### PROBLEM
Restate the whole listing word for word. Pictures are left out.
== DATASET CONTENT ==
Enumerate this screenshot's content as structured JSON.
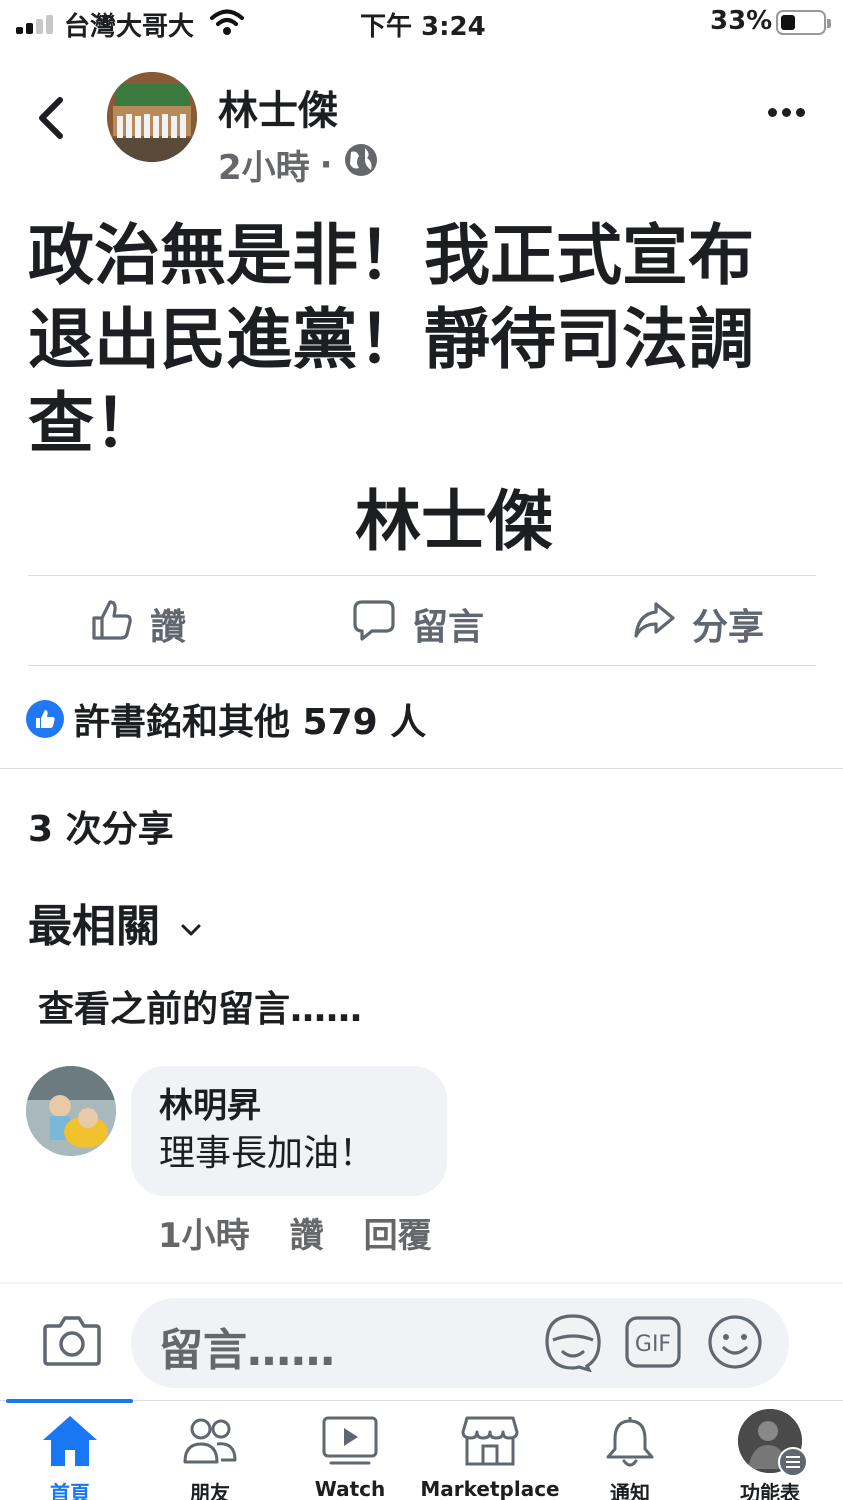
{
  "status_bar": {
    "carrier": "台灣大哥大",
    "time": "下午 3:24",
    "battery_percent": "33%",
    "battery_level": 0.33
  },
  "header": {
    "author": "林士傑",
    "time_ago": "2小時",
    "separator": "·"
  },
  "post": {
    "text": "政治無是非！我正式宣布退出民進黨！靜待司法調查！",
    "signature": "林士傑"
  },
  "actions": {
    "like": "讚",
    "comment": "留言",
    "share": "分享"
  },
  "reactions": {
    "text": "許書銘和其他 579 人"
  },
  "shares": {
    "text": "3 次分享"
  },
  "sort": {
    "label": "最相關"
  },
  "view_previous": "查看之前的留言……",
  "comments": [
    {
      "name": "林明昇",
      "text": "理事長加油！",
      "time_ago": "1小時",
      "like": "讚",
      "reply": "回覆"
    }
  ],
  "composer": {
    "placeholder": "留言……"
  },
  "tabbar": {
    "items": [
      {
        "label": "首頁",
        "icon": "home-icon",
        "active": true
      },
      {
        "label": "朋友",
        "icon": "friends-icon"
      },
      {
        "label": "Watch",
        "icon": "watch-icon"
      },
      {
        "label": "Marketplace",
        "icon": "marketplace-icon"
      },
      {
        "label": "通知",
        "icon": "bell-icon"
      },
      {
        "label": "功能表",
        "icon": "menu-icon"
      }
    ]
  },
  "colors": {
    "accent": "#1877f2",
    "secondary_text": "#65676b",
    "bubble_bg": "#f0f2f5"
  }
}
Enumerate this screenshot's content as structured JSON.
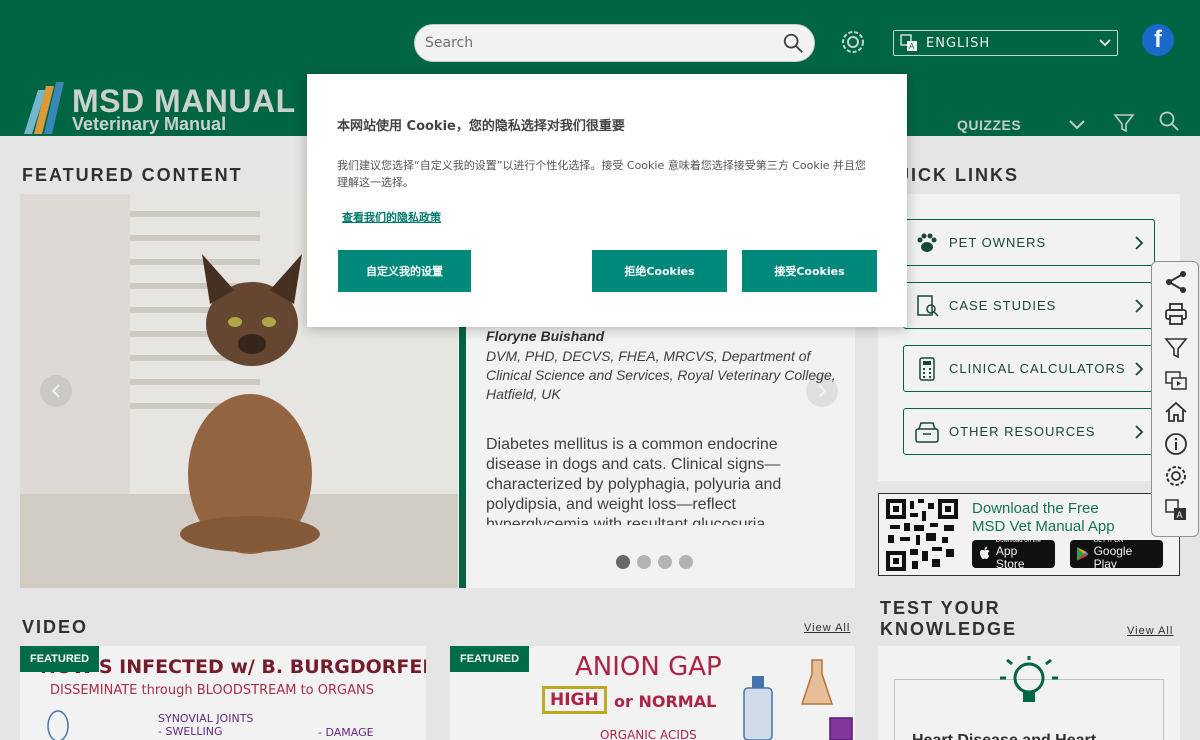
{
  "header": {
    "search_placeholder": "Search",
    "language": "ENGLISH",
    "facebook_glyph": "f",
    "logo_title": "MSD MANUAL",
    "logo_subtitle": "Veterinary Manual",
    "nav_quizzes": "QUIZZES"
  },
  "featured": {
    "section_title": "FEATURED CONTENT",
    "author_name": "Floryne Buishand",
    "author_credentials": "DVM, PHD, DECVS, FHEA, MRCVS, Department of Clinical Science and Services, Royal Veterinary College, Hatfield, UK",
    "summary": "Diabetes mellitus is a common endocrine disease in dogs and cats. Clinical signs—characterized by polyphagia, polyuria and polydipsia, and weight loss—reflect hyperglycemia with resultant glucosuria.",
    "slide_count": 4,
    "active_slide": 1
  },
  "quick_links": {
    "section_title": "QUICK LINKS",
    "items": [
      {
        "label": "PET OWNERS",
        "icon": "paw-icon"
      },
      {
        "label": "CASE STUDIES",
        "icon": "case-studies-icon"
      },
      {
        "label": "CLINICAL CALCULATORS",
        "icon": "calculator-icon"
      },
      {
        "label": "OTHER RESOURCES",
        "icon": "resources-icon"
      }
    ]
  },
  "app_banner": {
    "title_line1": "Download the Free",
    "title_line2": "MSD Vet Manual App",
    "appstore_small": "Download on the",
    "appstore_big": "App Store",
    "googleplay_small": "GET IT ON",
    "googleplay_big": "Google Play"
  },
  "side_toolbar": {
    "icons": [
      "share-icon",
      "print-icon",
      "filter-icon",
      "media-icon",
      "home-icon",
      "info-icon",
      "settings-icon",
      "translate-icon"
    ]
  },
  "video": {
    "section_title": "VIDEO",
    "view_all": "View All",
    "cards": [
      {
        "badge": "FEATURED",
        "line1": "HOW'S INFECTED w/ B. BURGDORFERI",
        "line2": "DISSEMINATE through BLOODSTREAM to ORGANS",
        "line3": "SYNOVIAL JOINTS",
        "line4": "- SWELLING",
        "line5": "- DAMAGE"
      },
      {
        "badge": "FEATURED",
        "line1": "ANION GAP",
        "line2": "HIGH",
        "line3": "or NORMAL",
        "line4": "ORGANIC ACIDS"
      }
    ]
  },
  "test_knowledge": {
    "section_title_line1": "TEST YOUR",
    "section_title_line2": "KNOWLEDGE",
    "view_all": "View All",
    "card_title": "Heart Disease and Heart"
  },
  "cookie": {
    "title": "本网站使用 Cookie，您的隐私选择对我们很重要",
    "body": "我们建议您选择“自定义我的设置”以进行个性化选择。接受 Cookie 意味着您选择接受第三方 Cookie 并且您理解这一选择。",
    "policy_link": "查看我们的隐私政策",
    "customize_button": "自定义我的设置",
    "reject_button": "拒绝Cookies",
    "accept_button": "接受Cookies"
  },
  "colors": {
    "brand_green": "#006b47",
    "cookie_button": "#00897b",
    "app_text": "#1a7a55"
  }
}
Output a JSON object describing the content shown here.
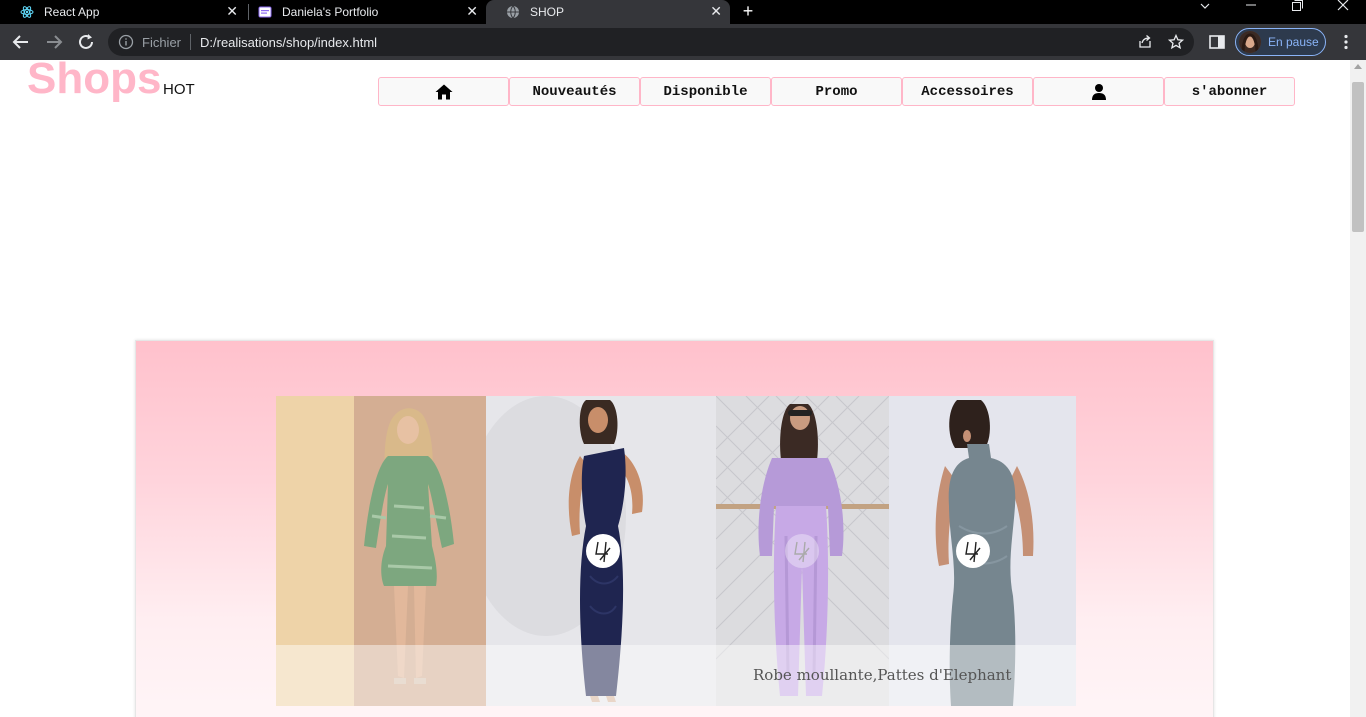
{
  "browser": {
    "tabs": [
      {
        "title": "React App",
        "icon": "react-icon",
        "active": false
      },
      {
        "title": "Daniela's Portfolio",
        "icon": "portfolio-icon",
        "active": false
      },
      {
        "title": "SHOP",
        "icon": "globe-icon",
        "active": true
      }
    ],
    "address": {
      "prefix": "Fichier",
      "url": "D:/realisations/shop/index.html"
    },
    "profile": {
      "label": "En pause"
    }
  },
  "page": {
    "logo": {
      "main": "Shops",
      "sub": "HOT"
    },
    "menu": [
      {
        "label": "",
        "icon": "home-icon"
      },
      {
        "label": "Nouveautés"
      },
      {
        "label": "Disponible"
      },
      {
        "label": "Promo"
      },
      {
        "label": "Accessoires"
      },
      {
        "label": "",
        "icon": "user-icon"
      },
      {
        "label": "s'abonner"
      }
    ],
    "slider": {
      "caption": "Robe moullante,Pattes d'Elephant"
    },
    "colors": {
      "brand_pink": "#ffb6c8",
      "promo_gradient_top": "#ffc1cc"
    }
  }
}
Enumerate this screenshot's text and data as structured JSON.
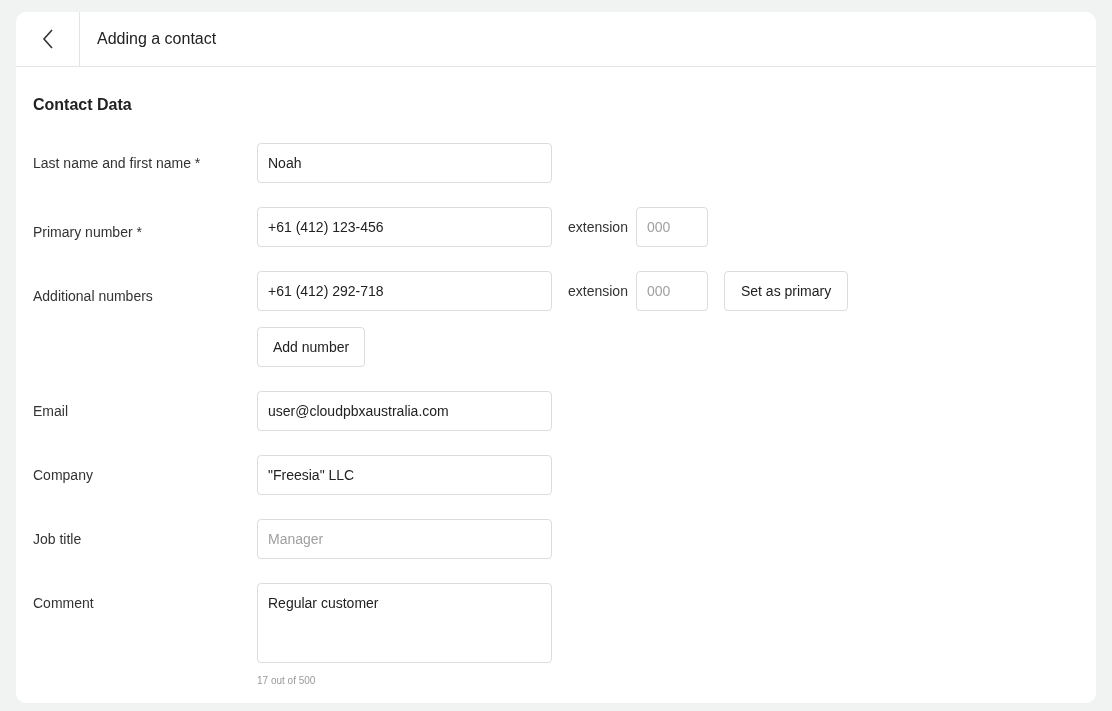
===
### RESULT BELOW
Enumerate this screenshot's content as structured JSON.
{
  "status_bar": {
    "carrier": "台灣大哥大",
    "time": "下午 3:24",
    "battery_percent": "33%",
    "battery_level": 0.33
  },
  "header": {
    "author": "林士傑",
    "time_ago": "2小時",
    "separator": "·"
  },
  "post": {
    "text": "政治無是非！我正式宣布退出民進黨！靜待司法調查！",
    "signature": "林士傑"
  },
  "actions": {
    "like": "讚",
    "comment": "留言",
    "share": "分享"
  },
  "reactions": {
    "text": "許書銘和其他 579 人"
  },
  "shares": {
    "text": "3 次分享"
  },
  "sort": {
    "label": "最相關"
  },
  "view_previous": "查看之前的留言……",
  "comments": [
    {
      "name": "林明昇",
      "text": "理事長加油！",
      "time_ago": "1小時",
      "like": "讚",
      "reply": "回覆"
    }
  ],
  "composer": {
    "placeholder": "留言……"
  },
  "tabbar": {
    "items": [
      {
        "label": "首頁",
        "icon": "home-icon",
        "active": true
      },
      {
        "label": "朋友",
        "icon": "friends-icon"
      },
      {
        "label": "Watch",
        "icon": "watch-icon"
      },
      {
        "label": "Marketplace",
        "icon": "marketplace-icon"
      },
      {
        "label": "通知",
        "icon": "bell-icon"
      },
      {
        "label": "功能表",
        "icon": "menu-icon"
      }
    ]
  },
  "colors": {
    "accent": "#1877f2",
    "secondary_text": "#65676b",
    "bubble_bg": "#f0f2f5"
  }
}
Enumerate this screenshot's content as structured JSON.
{
  "header": {
    "search_placeholder": "Search",
    "language": "ENGLISH",
    "facebook_glyph": "f",
    "logo_title": "MSD MANUAL",
    "logo_subtitle": "Veterinary Manual",
    "nav_quizzes": "QUIZZES"
  },
  "featured": {
    "section_title": "FEATURED CONTENT",
    "author_name": "Floryne Buishand",
    "author_credentials": "DVM, PHD, DECVS, FHEA, MRCVS, Department of Clinical Science and Services, Royal Veterinary College, Hatfield, UK",
    "summary": "Diabetes mellitus is a common endocrine disease in dogs and cats. Clinical signs—characterized by polyphagia, polyuria and polydipsia, and weight loss—reflect hyperglycemia with resultant glucosuria.",
    "slide_count": 4,
    "active_slide": 1
  },
  "quick_links": {
    "section_title": "QUICK LINKS",
    "items": [
      {
        "label": "PET OWNERS",
        "icon": "paw-icon"
      },
      {
        "label": "CASE STUDIES",
        "icon": "case-studies-icon"
      },
      {
        "label": "CLINICAL CALCULATORS",
        "icon": "calculator-icon"
      },
      {
        "label": "OTHER RESOURCES",
        "icon": "resources-icon"
      }
    ]
  },
  "app_banner": {
    "title_line1": "Download the Free",
    "title_line2": "MSD Vet Manual App",
    "appstore_small": "Download on the",
    "appstore_big": "App Store",
    "googleplay_small": "GET IT ON",
    "googleplay_big": "Google Play"
  },
  "side_toolbar": {
    "icons": [
      "share-icon",
      "print-icon",
      "filter-icon",
      "media-icon",
      "home-icon",
      "info-icon",
      "settings-icon",
      "translate-icon"
    ]
  },
  "video": {
    "section_title": "VIDEO",
    "view_all": "View All",
    "cards": [
      {
        "badge": "FEATURED",
        "line1": "HOW'S INFECTED w/ B. BURGDORFERI",
        "line2": "DISSEMINATE through BLOODSTREAM to ORGANS",
        "line3": "SYNOVIAL JOINTS",
        "line4": "- SWELLING",
        "line5": "- DAMAGE"
      },
      {
        "badge": "FEATURED",
        "line1": "ANION GAP",
        "line2": "HIGH",
        "line3": "or NORMAL",
        "line4": "ORGANIC ACIDS"
      }
    ]
  },
  "test_knowledge": {
    "section_title_line1": "TEST YOUR",
    "section_title_line2": "KNOWLEDGE",
    "view_all": "View All",
    "card_title": "Heart Disease and Heart"
  },
  "cookie": {
    "title": "本网站使用 Cookie，您的隐私选择对我们很重要",
    "body": "我们建议您选择“自定义我的设置”以进行个性化选择。接受 Cookie 意味着您选择接受第三方 Cookie 并且您理解这一选择。",
    "policy_link": "查看我们的隐私政策",
    "customize_button": "自定义我的设置",
    "reject_button": "拒绝Cookies",
    "accept_button": "接受Cookies"
  },
  "colors": {
    "brand_green": "#006b47",
    "cookie_button": "#00897b",
    "app_text": "#1a7a55"
  }
}
Output a JSON object describing the content shown here.
{
  "browser": {
    "tabs": [
      {
        "title": "React App",
        "icon": "react-icon",
        "active": false
      },
      {
        "title": "Daniela's Portfolio",
        "icon": "portfolio-icon",
        "active": false
      },
      {
        "title": "SHOP",
        "icon": "globe-icon",
        "active": true
      }
    ],
    "address": {
      "prefix": "Fichier",
      "url": "D:/realisations/shop/index.html"
    },
    "profile": {
      "label": "En pause"
    }
  },
  "page": {
    "logo": {
      "main": "Shops",
      "sub": "HOT"
    },
    "menu": [
      {
        "label": "",
        "icon": "home-icon"
      },
      {
        "label": "Nouveautés"
      },
      {
        "label": "Disponible"
      },
      {
        "label": "Promo"
      },
      {
        "label": "Accessoires"
      },
      {
        "label": "",
        "icon": "user-icon"
      },
      {
        "label": "s'abonner"
      }
    ],
    "slider": {
      "caption": "Robe moullante,Pattes d'Elephant"
    },
    "colors": {
      "brand_pink": "#ffb6c8",
      "promo_gradient_top": "#ffc1cc"
    }
  }
}
Enumerate this screenshot's text and data as structured JSON.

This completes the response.